- Task requirements
Only the lines from the one containing "Give me the" to the end of the records belong in the output; print them exactly.
++++++
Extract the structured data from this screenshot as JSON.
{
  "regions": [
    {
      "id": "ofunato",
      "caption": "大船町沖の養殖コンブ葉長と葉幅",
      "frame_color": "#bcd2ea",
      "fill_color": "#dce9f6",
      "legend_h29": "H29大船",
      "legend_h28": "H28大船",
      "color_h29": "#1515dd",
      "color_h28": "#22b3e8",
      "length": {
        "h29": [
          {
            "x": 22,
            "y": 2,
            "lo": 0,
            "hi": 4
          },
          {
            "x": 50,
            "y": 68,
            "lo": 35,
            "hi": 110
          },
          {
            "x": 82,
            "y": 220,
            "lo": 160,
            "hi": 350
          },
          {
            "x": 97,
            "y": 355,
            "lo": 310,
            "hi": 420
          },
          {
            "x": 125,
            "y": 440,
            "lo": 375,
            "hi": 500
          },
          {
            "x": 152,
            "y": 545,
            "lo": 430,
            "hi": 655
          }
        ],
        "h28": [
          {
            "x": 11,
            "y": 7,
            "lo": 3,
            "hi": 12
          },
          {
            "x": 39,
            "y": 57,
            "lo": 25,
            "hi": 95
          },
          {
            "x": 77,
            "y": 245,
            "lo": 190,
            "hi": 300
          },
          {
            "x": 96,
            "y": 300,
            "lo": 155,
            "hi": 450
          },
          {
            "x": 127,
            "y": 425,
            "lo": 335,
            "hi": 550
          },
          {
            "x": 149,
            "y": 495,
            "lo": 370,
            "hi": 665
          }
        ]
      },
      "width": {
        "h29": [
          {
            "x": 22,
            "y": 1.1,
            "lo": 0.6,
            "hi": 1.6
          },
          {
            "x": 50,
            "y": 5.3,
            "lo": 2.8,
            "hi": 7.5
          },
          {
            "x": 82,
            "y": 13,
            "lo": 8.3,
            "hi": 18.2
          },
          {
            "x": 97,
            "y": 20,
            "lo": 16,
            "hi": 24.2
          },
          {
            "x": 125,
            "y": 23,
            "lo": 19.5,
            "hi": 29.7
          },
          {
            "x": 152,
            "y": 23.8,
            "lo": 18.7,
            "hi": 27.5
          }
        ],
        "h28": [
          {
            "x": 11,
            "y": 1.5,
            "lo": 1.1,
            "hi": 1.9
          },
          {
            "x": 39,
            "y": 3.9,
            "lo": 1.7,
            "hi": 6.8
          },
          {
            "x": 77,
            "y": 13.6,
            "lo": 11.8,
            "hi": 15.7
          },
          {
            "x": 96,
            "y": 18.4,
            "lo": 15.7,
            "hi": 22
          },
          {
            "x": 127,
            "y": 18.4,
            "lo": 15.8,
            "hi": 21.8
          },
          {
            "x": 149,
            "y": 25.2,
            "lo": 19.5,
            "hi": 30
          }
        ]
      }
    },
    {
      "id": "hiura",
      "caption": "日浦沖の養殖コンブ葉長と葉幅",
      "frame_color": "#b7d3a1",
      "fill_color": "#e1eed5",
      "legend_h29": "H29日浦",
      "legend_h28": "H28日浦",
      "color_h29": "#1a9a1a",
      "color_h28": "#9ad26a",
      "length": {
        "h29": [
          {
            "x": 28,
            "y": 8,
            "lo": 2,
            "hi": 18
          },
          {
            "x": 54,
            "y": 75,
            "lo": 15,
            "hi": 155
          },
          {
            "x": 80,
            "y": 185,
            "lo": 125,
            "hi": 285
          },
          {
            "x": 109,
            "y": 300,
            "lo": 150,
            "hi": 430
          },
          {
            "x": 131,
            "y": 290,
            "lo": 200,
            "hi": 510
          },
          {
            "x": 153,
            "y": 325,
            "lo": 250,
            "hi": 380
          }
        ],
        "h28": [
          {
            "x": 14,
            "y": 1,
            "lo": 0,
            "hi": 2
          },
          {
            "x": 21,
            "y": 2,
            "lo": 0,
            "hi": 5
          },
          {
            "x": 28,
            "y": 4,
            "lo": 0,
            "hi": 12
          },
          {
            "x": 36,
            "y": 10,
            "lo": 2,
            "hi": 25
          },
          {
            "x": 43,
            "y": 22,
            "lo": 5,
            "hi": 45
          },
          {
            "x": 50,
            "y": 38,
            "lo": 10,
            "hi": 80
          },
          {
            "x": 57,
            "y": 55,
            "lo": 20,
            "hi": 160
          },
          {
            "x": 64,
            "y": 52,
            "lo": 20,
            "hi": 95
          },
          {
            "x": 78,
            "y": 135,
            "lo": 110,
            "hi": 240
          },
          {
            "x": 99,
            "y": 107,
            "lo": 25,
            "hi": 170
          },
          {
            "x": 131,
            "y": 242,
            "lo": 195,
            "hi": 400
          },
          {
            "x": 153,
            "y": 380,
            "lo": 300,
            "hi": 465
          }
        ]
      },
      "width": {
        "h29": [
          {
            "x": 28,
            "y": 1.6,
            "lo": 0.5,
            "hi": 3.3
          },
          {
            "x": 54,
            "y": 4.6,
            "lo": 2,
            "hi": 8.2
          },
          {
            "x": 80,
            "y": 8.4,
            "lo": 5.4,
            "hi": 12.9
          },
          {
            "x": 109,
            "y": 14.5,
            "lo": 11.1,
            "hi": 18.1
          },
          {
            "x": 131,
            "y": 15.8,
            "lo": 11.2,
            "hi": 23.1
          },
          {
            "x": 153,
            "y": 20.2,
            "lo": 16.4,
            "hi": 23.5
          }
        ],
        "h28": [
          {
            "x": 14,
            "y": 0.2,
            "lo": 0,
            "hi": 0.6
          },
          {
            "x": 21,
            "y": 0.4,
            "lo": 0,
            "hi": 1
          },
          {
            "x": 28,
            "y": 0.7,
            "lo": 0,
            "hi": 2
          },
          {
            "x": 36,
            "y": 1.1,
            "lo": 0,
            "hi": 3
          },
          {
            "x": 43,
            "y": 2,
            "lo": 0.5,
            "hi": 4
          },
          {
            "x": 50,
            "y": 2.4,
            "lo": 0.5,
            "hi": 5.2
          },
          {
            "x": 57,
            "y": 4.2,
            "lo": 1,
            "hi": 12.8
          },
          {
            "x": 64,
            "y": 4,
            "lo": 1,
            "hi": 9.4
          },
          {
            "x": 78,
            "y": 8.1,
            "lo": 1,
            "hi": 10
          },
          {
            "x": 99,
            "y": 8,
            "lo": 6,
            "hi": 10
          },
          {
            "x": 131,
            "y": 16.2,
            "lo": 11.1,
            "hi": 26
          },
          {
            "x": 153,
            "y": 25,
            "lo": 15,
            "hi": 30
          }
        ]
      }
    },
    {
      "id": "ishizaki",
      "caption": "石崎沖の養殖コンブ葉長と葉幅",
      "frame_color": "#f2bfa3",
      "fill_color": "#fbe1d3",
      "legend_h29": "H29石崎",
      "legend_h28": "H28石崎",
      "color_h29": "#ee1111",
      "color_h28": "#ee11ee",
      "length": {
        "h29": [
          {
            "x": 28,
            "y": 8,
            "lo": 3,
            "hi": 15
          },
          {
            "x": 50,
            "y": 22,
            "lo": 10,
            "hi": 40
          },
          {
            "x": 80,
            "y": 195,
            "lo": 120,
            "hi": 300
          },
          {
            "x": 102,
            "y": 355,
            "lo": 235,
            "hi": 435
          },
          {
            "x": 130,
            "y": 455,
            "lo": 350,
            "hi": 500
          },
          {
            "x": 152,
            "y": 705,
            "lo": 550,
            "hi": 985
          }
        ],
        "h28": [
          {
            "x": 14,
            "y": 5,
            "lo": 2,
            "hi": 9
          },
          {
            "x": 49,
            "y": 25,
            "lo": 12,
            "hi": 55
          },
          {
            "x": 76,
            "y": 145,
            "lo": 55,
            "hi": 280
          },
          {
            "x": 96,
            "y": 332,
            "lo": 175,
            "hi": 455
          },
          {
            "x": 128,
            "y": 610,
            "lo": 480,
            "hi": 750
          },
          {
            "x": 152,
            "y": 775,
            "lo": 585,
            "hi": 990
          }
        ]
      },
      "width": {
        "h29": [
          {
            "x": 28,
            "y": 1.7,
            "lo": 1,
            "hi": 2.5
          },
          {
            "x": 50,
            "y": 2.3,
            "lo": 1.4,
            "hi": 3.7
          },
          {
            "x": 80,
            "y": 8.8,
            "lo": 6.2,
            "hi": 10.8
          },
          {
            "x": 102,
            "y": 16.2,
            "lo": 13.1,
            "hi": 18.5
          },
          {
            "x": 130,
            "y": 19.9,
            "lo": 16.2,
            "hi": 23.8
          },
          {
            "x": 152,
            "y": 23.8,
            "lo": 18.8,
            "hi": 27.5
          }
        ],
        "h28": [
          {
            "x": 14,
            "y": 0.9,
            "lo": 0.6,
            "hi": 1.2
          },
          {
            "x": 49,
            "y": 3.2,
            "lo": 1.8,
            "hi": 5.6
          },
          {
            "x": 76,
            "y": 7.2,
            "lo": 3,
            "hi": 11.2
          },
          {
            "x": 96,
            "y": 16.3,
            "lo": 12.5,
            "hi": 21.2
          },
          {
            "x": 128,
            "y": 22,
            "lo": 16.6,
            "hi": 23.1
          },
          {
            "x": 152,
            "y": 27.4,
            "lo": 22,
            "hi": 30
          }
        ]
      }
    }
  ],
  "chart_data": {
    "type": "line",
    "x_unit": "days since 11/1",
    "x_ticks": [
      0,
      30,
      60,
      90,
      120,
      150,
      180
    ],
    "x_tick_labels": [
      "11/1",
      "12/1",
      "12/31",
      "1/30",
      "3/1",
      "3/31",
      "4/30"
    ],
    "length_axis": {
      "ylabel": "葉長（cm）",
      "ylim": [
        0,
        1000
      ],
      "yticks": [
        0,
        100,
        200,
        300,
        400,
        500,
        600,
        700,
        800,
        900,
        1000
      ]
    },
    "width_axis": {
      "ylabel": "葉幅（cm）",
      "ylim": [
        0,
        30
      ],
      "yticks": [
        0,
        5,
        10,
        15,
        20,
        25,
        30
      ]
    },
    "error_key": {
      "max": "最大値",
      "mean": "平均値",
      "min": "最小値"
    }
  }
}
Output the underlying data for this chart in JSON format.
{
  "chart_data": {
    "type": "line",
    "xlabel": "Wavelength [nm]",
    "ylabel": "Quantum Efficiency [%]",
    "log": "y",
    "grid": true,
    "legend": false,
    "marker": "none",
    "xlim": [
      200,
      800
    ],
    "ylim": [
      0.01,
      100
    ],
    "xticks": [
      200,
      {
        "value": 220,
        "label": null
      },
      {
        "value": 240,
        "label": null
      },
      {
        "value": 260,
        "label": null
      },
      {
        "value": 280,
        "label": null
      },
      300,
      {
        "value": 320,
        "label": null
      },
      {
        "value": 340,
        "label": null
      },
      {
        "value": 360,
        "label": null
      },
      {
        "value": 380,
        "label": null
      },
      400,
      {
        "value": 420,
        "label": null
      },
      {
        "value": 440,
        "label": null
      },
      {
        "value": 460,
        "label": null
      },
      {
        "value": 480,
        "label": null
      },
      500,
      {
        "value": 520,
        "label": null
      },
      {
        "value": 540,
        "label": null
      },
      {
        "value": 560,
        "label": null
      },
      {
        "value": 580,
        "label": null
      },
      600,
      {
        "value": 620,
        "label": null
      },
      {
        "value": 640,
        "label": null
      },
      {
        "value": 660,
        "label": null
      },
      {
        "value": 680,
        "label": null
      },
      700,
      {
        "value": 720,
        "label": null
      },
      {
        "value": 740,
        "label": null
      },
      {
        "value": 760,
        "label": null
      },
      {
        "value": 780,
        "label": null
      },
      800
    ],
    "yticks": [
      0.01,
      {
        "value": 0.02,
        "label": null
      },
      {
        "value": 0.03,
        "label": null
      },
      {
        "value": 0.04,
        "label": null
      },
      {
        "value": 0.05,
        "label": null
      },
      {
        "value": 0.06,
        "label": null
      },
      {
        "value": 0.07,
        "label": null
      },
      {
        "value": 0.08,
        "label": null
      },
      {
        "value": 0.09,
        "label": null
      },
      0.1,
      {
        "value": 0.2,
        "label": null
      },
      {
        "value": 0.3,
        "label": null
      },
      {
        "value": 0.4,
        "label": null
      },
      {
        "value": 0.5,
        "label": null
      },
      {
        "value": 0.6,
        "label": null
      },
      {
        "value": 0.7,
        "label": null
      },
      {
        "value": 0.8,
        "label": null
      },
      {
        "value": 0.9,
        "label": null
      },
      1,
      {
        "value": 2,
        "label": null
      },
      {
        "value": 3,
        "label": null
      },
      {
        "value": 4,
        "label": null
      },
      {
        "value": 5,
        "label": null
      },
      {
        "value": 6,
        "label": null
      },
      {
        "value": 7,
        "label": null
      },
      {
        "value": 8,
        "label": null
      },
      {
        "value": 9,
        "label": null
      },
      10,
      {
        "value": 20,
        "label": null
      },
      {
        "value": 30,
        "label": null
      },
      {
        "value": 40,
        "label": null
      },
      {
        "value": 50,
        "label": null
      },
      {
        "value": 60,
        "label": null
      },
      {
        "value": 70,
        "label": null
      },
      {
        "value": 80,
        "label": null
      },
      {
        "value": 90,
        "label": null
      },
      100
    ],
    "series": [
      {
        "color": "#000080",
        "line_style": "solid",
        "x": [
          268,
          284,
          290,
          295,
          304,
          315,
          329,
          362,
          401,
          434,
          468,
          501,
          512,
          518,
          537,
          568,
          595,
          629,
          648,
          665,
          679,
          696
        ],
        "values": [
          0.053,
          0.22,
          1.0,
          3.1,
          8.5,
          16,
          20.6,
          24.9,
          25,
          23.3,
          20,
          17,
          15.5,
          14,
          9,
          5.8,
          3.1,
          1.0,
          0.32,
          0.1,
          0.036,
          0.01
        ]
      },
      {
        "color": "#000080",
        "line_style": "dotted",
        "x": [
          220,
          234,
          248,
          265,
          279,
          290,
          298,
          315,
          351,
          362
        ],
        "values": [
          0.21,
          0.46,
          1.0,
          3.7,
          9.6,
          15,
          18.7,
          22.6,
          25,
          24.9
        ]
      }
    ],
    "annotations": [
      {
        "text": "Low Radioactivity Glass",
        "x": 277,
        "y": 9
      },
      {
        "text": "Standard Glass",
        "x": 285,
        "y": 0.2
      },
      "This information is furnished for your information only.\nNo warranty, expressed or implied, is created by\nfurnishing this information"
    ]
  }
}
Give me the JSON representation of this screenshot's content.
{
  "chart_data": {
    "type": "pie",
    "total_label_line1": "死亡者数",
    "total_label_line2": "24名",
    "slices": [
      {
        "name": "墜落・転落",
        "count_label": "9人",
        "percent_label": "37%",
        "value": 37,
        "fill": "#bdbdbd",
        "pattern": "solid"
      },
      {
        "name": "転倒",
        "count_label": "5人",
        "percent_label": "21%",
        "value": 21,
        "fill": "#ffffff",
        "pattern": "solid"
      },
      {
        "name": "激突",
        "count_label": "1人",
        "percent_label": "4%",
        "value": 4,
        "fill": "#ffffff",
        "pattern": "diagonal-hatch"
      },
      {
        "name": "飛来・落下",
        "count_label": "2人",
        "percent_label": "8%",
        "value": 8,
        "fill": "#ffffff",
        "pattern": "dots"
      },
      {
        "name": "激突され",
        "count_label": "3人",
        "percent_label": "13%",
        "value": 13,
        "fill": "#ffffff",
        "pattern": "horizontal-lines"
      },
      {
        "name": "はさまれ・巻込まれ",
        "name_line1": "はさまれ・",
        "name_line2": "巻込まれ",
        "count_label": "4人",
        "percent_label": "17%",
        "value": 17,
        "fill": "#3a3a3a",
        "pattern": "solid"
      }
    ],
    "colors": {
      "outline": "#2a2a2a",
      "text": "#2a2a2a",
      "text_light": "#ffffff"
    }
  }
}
++++++
- Solution
Give me the JSON representation of this screenshot's content.
{
  "chart_data": {
    "type": "pie",
    "total_label_line1": "死亡者数",
    "total_label_line2": "24名",
    "slices": [
      {
        "name": "墜落・転落",
        "count_label": "9人",
        "percent_label": "37%",
        "value": 37,
        "fill": "#bdbdbd",
        "pattern": "solid"
      },
      {
        "name": "転倒",
        "count_label": "5人",
        "percent_label": "21%",
        "value": 21,
        "fill": "#ffffff",
        "pattern": "solid"
      },
      {
        "name": "激突",
        "count_label": "1人",
        "percent_label": "4%",
        "value": 4,
        "fill": "#ffffff",
        "pattern": "diagonal-hatch"
      },
      {
        "name": "飛来・落下",
        "count_label": "2人",
        "percent_label": "8%",
        "value": 8,
        "fill": "#ffffff",
        "pattern": "dots"
      },
      {
        "name": "激突され",
        "count_label": "3人",
        "percent_label": "13%",
        "value": 13,
        "fill": "#ffffff",
        "pattern": "horizontal-lines"
      },
      {
        "name": "はさまれ・巻込まれ",
        "name_line1": "はさまれ・",
        "name_line2": "巻込まれ",
        "count_label": "4人",
        "percent_label": "17%",
        "value": 17,
        "fill": "#3a3a3a",
        "pattern": "solid"
      }
    ],
    "colors": {
      "outline": "#2a2a2a",
      "text": "#2a2a2a",
      "text_light": "#ffffff"
    }
  }
}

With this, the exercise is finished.